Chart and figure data
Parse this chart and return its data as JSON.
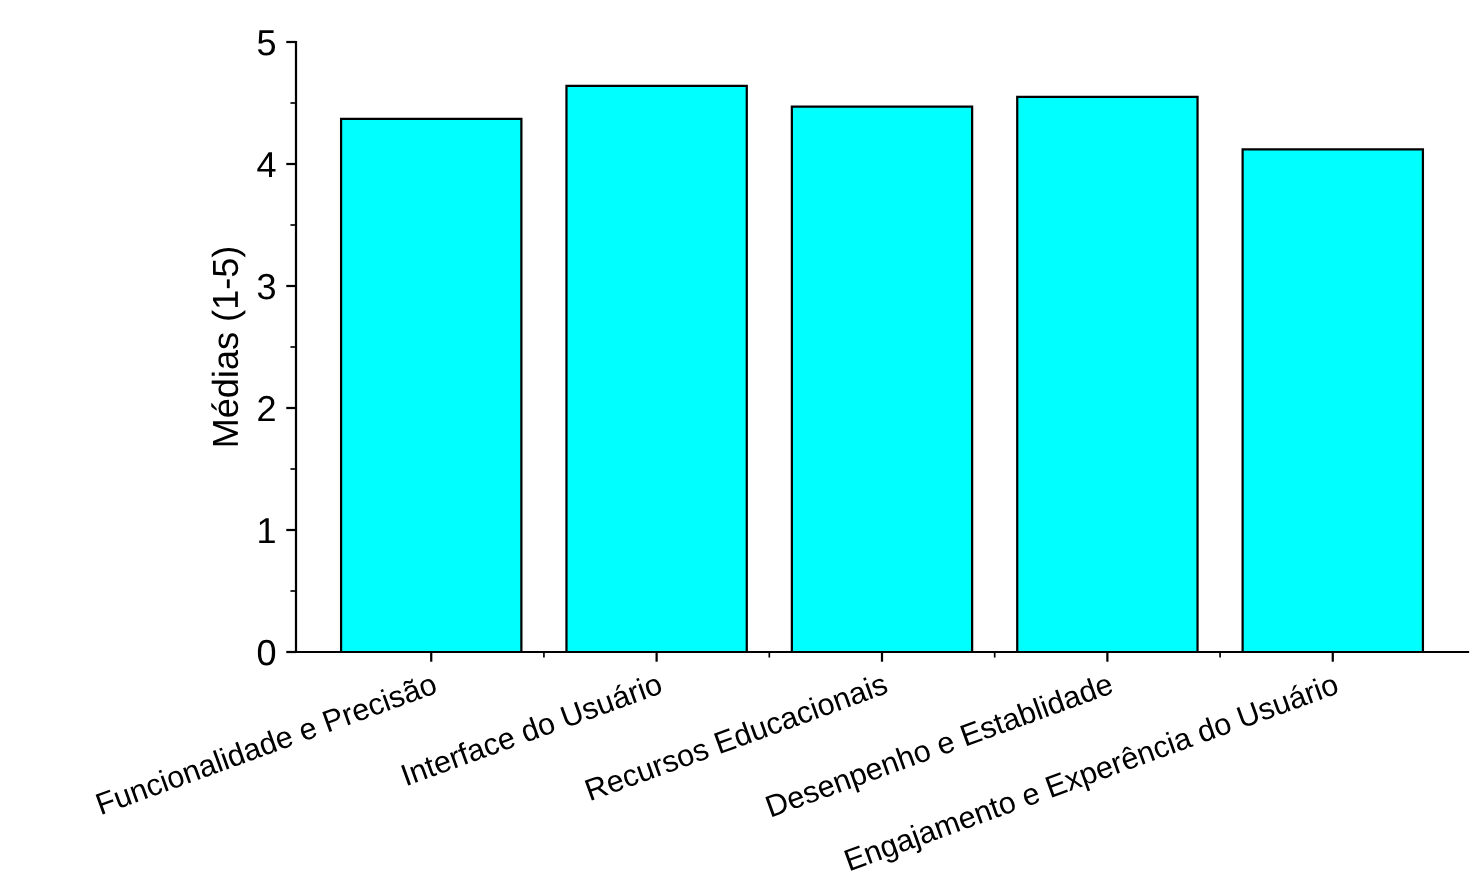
{
  "chart_data": {
    "type": "bar",
    "ylabel": "Médias (1-5)",
    "categories": [
      "Funcionalidade e Precisão",
      "Interface do Usuário",
      "Recursos Educacionais",
      "Desenpenho e Establidade",
      "Engajamento e Experência do Usuário"
    ],
    "values": [
      4.37,
      4.64,
      4.47,
      4.55,
      4.12
    ],
    "color": "#00ffff",
    "ylim": [
      0,
      5
    ],
    "yticks": [
      0,
      1,
      2,
      3,
      4,
      5
    ],
    "grid": false,
    "legend": false
  }
}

● Your instructions:
Repeat each entry exactly as it appears; skip any picture.

● The result:
Parse this chart and return its data as JSON.
{
  "chart_data": {
    "type": "bar",
    "ylabel": "Médias (1-5)",
    "categories": [
      "Funcionalidade e Precisão",
      "Interface do Usuário",
      "Recursos Educacionais",
      "Desenpenho e Establidade",
      "Engajamento e Experência do Usuário"
    ],
    "values": [
      4.37,
      4.64,
      4.47,
      4.55,
      4.12
    ],
    "color": "#00ffff",
    "ylim": [
      0,
      5
    ],
    "yticks": [
      0,
      1,
      2,
      3,
      4,
      5
    ],
    "grid": false,
    "legend": false
  }
}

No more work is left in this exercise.